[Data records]
┌────────

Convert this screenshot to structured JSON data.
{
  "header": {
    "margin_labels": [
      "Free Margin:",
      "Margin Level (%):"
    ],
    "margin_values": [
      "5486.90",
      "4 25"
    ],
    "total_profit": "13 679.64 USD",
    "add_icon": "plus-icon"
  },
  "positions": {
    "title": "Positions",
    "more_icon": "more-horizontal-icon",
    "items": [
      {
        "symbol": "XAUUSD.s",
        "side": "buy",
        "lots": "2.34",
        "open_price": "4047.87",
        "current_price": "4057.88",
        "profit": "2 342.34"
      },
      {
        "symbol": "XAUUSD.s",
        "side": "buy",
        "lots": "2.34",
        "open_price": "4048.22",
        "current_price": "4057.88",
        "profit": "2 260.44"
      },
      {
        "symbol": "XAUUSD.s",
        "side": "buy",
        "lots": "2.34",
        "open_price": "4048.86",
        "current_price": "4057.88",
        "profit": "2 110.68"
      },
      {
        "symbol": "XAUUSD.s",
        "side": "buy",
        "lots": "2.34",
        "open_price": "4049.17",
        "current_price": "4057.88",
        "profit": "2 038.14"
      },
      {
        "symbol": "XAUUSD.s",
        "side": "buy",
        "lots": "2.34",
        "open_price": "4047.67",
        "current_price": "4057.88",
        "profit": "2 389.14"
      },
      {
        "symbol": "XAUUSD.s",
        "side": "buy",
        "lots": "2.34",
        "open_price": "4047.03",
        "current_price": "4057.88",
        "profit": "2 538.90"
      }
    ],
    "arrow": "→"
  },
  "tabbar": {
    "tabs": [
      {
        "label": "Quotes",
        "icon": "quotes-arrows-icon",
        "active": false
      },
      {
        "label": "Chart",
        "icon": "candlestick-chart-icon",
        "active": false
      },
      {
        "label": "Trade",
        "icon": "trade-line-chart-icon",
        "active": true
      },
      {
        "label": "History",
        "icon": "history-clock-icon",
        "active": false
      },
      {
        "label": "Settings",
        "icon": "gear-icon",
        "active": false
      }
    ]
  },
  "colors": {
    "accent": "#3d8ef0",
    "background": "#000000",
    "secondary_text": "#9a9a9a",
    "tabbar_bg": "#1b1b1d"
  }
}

└────────
┌────────

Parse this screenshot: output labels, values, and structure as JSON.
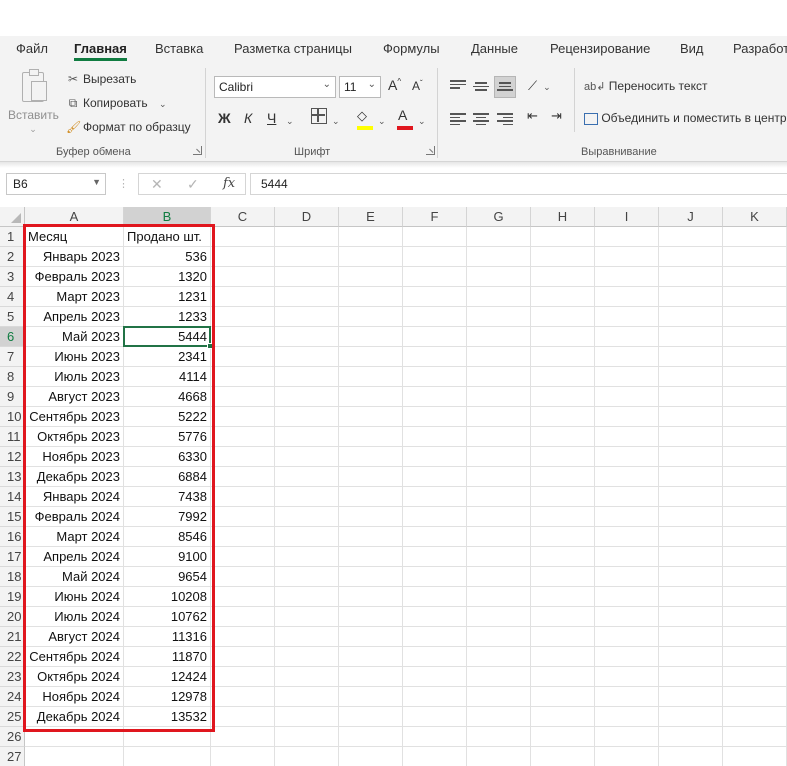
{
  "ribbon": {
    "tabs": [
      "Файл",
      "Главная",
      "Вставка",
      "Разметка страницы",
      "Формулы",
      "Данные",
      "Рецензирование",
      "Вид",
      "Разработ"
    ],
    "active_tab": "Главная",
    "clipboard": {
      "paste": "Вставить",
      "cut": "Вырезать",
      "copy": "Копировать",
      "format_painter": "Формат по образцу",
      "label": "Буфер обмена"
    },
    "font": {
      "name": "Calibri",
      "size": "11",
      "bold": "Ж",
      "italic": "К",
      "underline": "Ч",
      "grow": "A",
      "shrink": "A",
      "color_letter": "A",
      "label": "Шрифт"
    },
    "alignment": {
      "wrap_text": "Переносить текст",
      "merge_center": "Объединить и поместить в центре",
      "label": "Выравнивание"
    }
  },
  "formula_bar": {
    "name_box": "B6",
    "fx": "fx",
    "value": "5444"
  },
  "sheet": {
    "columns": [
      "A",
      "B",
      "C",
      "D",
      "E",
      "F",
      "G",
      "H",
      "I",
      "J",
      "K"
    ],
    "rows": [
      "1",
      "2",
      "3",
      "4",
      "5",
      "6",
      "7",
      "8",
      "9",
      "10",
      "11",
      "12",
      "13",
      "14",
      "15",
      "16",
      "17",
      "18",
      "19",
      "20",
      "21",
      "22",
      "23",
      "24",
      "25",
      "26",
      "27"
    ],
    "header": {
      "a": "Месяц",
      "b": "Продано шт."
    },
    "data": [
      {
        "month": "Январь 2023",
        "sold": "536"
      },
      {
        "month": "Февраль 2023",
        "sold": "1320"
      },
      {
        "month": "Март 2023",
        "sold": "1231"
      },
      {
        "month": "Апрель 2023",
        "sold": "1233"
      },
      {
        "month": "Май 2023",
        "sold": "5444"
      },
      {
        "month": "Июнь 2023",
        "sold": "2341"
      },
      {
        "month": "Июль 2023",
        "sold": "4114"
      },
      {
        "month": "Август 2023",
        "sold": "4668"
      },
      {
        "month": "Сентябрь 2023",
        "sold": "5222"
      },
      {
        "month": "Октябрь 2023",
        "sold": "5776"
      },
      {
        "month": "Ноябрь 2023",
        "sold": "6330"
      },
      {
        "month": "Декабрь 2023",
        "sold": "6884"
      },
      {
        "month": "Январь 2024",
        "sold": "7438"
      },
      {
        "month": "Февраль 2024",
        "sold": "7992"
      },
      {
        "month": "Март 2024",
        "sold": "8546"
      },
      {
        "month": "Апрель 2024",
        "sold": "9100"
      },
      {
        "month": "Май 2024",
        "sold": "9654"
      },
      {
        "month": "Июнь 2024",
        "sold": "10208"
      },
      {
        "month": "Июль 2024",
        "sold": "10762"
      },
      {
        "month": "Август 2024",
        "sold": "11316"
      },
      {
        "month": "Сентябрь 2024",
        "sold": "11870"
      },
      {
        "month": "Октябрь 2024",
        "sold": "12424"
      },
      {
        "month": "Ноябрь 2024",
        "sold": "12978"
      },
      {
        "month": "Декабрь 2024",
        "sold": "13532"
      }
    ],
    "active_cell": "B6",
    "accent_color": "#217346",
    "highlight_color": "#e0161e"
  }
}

└────────
┌────────

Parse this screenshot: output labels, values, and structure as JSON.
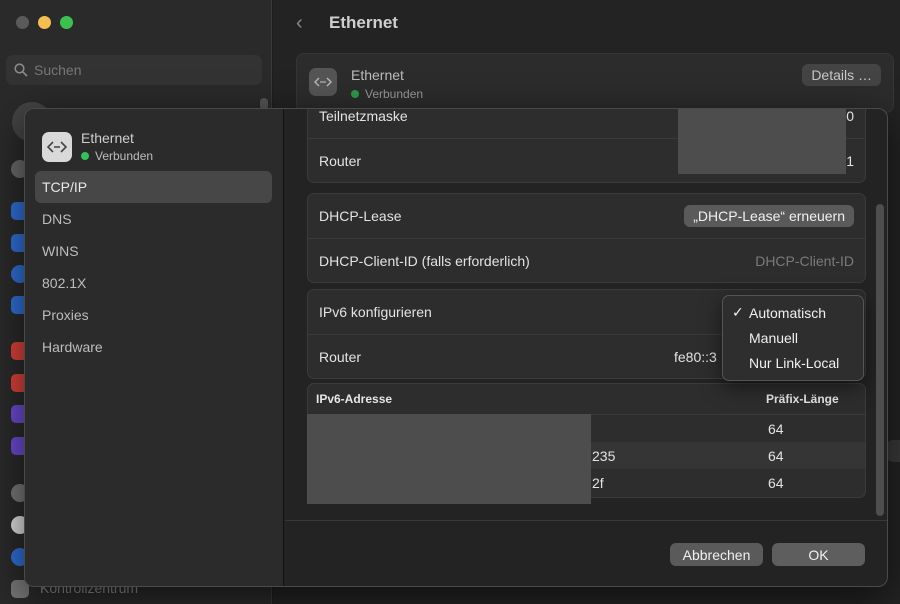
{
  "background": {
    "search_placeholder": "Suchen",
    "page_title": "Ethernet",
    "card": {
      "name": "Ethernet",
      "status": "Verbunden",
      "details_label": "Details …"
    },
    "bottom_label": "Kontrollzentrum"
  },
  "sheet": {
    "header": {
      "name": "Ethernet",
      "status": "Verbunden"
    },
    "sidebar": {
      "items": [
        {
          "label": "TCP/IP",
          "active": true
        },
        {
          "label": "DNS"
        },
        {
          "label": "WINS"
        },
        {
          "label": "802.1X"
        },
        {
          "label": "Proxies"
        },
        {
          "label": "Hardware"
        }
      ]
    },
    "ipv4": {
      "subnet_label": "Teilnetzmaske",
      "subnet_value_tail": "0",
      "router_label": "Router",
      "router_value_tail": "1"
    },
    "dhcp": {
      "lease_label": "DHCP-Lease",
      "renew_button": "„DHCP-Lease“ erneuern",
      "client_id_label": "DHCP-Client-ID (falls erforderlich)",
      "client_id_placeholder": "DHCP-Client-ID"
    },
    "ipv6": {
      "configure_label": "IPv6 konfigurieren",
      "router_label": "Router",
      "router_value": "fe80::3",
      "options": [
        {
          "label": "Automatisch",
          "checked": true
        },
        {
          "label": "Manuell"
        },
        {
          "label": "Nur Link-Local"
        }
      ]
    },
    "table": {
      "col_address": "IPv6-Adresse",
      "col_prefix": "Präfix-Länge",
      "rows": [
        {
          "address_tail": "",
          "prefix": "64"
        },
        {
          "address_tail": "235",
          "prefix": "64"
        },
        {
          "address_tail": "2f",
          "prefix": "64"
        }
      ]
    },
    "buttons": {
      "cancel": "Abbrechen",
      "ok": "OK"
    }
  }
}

└────────

▸ Task to carry out: List every line in the records above that contains the word "Lease".

▸ Answer to this problem:
      "lease_label": "DHCP-Lease",
      "renew_button": "„DHCP-Lease“ erneuern",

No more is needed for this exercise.